WHAT YOU WILL DO >> Here the requirement is to repeat every record exactly, in full.

THE DATA >>
════

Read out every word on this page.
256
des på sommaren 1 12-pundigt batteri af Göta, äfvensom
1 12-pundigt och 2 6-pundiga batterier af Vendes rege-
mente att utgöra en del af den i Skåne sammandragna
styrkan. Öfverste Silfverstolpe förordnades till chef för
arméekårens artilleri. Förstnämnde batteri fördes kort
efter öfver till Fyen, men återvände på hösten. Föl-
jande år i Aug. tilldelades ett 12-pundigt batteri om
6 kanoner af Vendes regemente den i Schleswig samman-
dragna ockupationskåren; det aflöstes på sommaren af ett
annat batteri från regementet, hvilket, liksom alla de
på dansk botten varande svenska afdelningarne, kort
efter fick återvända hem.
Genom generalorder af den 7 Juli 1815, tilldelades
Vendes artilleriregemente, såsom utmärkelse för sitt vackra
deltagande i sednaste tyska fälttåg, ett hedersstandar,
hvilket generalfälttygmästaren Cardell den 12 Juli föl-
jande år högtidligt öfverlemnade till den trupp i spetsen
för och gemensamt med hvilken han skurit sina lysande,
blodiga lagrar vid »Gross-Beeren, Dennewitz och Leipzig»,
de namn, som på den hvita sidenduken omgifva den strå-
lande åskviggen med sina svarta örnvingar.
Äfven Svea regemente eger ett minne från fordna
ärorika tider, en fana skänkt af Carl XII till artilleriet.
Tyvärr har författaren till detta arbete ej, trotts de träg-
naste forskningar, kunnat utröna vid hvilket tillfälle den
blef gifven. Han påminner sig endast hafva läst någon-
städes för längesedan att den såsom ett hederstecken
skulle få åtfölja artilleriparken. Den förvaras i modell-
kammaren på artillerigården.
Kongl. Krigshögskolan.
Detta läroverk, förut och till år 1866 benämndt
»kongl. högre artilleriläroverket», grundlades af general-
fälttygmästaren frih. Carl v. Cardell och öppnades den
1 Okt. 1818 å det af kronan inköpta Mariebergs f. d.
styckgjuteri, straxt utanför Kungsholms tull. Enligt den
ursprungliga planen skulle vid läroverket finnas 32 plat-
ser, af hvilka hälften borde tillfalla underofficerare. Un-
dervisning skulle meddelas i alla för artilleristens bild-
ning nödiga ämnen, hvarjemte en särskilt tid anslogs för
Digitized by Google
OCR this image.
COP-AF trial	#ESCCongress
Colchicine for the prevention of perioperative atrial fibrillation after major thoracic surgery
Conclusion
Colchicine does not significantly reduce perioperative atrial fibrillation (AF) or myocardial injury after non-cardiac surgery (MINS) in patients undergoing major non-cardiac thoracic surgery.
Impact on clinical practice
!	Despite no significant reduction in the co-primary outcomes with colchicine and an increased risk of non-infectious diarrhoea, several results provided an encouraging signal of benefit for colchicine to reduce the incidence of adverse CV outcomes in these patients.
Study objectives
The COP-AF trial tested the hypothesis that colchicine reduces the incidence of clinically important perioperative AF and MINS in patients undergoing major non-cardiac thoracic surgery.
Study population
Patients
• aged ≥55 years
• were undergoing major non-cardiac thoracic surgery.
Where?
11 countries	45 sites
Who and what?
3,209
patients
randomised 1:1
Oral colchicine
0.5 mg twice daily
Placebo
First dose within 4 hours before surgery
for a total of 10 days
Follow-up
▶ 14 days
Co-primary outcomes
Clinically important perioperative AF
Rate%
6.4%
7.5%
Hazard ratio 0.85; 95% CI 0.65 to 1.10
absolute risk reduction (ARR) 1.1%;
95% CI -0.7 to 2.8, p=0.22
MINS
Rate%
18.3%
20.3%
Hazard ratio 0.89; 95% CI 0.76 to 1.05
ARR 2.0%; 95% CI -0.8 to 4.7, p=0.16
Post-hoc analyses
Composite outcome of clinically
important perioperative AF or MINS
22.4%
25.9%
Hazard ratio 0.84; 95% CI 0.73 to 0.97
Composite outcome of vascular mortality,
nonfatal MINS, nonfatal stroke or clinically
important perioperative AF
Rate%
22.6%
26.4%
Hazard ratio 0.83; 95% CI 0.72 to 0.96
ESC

════

ANSWER TO THIS EXERCISE >>
Read out every word on this page.
256
des på sommaren 1 12-pundigt batteri af Göta, äfvensom
1 12-pundigt och 2 6-pundiga batterier af Vendes rege-
mente att utgöra en del af den i Skåne sammandragna
styrkan. Öfverste Silfverstolpe förordnades till chef för
arméekårens artilleri. Förstnämnde batteri fördes kort
efter öfver till Fyen, men återvände på hösten. Föl-
jande år i Aug. tilldelades ett 12-pundigt batteri om
6 kanoner af Vendes regemente den i Schleswig samman-
dragna ockupationskåren; det aflöstes på sommaren af ett
annat batteri från regementet, hvilket, liksom alla de
på dansk botten varande svenska afdelningarne, kort
efter fick återvända hem.
Genom generalorder af den 7 Juli 1815, tilldelades
Vendes artilleriregemente, såsom utmärkelse för sitt vackra
deltagande i sednaste tyska fälttåg, ett hedersstandar,
hvilket generalfälttygmästaren Cardell den 12 Juli föl-
jande år högtidligt öfverlemnade till den trupp i spetsen
för och gemensamt med hvilken han skurit sina lysande,
blodiga lagrar vid »Gross-Beeren, Dennewitz och Leipzig»,
de namn, som på den hvita sidenduken omgifva den strå-
lande åskviggen med sina svarta örnvingar.
Äfven Svea regemente eger ett minne från fordna
ärorika tider, en fana skänkt af Carl XII till artilleriet.
Tyvärr har författaren till detta arbete ej, trotts de träg-
naste forskningar, kunnat utröna vid hvilket tillfälle den
blef gifven. Han påminner sig endast hafva läst någon-
städes för längesedan att den såsom ett hederstecken
skulle få åtfölja artilleriparken. Den förvaras i modell-
kammaren på artillerigården.
Kongl. Krigshögskolan.
Detta läroverk, förut och till år 1866 benämndt
»kongl. högre artilleriläroverket», grundlades af general-
fälttygmästaren frih. Carl v. Cardell och öppnades den
1 Okt. 1818 å det af kronan inköpta Mariebergs f. d.
styckgjuteri, straxt utanför Kungsholms tull. Enligt den
ursprungliga planen skulle vid läroverket finnas 32 plat-
ser, af hvilka hälften borde tillfalla underofficerare. Un-
dervisning skulle meddelas i alla för artilleristens bild-
ning nödiga ämnen, hvarjemte en särskilt tid anslogs för
Digitized by Google
OCR this image.
COP-AF trial	#ESCCongress
Colchicine for the prevention of perioperative atrial fibrillation after major thoracic surgery
Conclusion
Colchicine does not significantly reduce perioperative atrial fibrillation (AF) or myocardial injury after non-cardiac surgery (MINS) in patients undergoing major non-cardiac thoracic surgery.
Impact on clinical practice
!	Despite no significant reduction in the co-primary outcomes with colchicine and an increased risk of non-infectious diarrhoea, several results provided an encouraging signal of benefit for colchicine to reduce the incidence of adverse CV outcomes in these patients.
Study objectives
The COP-AF trial tested the hypothesis that colchicine reduces the incidence of clinically important perioperative AF and MINS in patients undergoing major non-cardiac thoracic surgery.
Study population
Patients
• aged ≥55 years
• were undergoing major non-cardiac thoracic surgery.
Where?
11 countries	45 sites
Who and what?
3,209
patients
randomised 1:1
Oral colchicine
0.5 mg twice daily
Placebo
First dose within 4 hours before surgery
for a total of 10 days
Follow-up
▶ 14 days
Co-primary outcomes
Clinically important perioperative AF
Rate%
6.4%
7.5%
Hazard ratio 0.85; 95% CI 0.65 to 1.10
absolute risk reduction (ARR) 1.1%;
95% CI -0.7 to 2.8, p=0.22
MINS
Rate%
18.3%
20.3%
Hazard ratio 0.89; 95% CI 0.76 to 1.05
ARR 2.0%; 95% CI -0.8 to 4.7, p=0.16
Post-hoc analyses
Composite outcome of clinically
important perioperative AF or MINS
22.4%
25.9%
Hazard ratio 0.84; 95% CI 0.73 to 0.97
Composite outcome of vascular mortality,
nonfatal MINS, nonfatal stroke or clinically
important perioperative AF
Rate%
22.6%
26.4%
Hazard ratio 0.83; 95% CI 0.72 to 0.96
ESC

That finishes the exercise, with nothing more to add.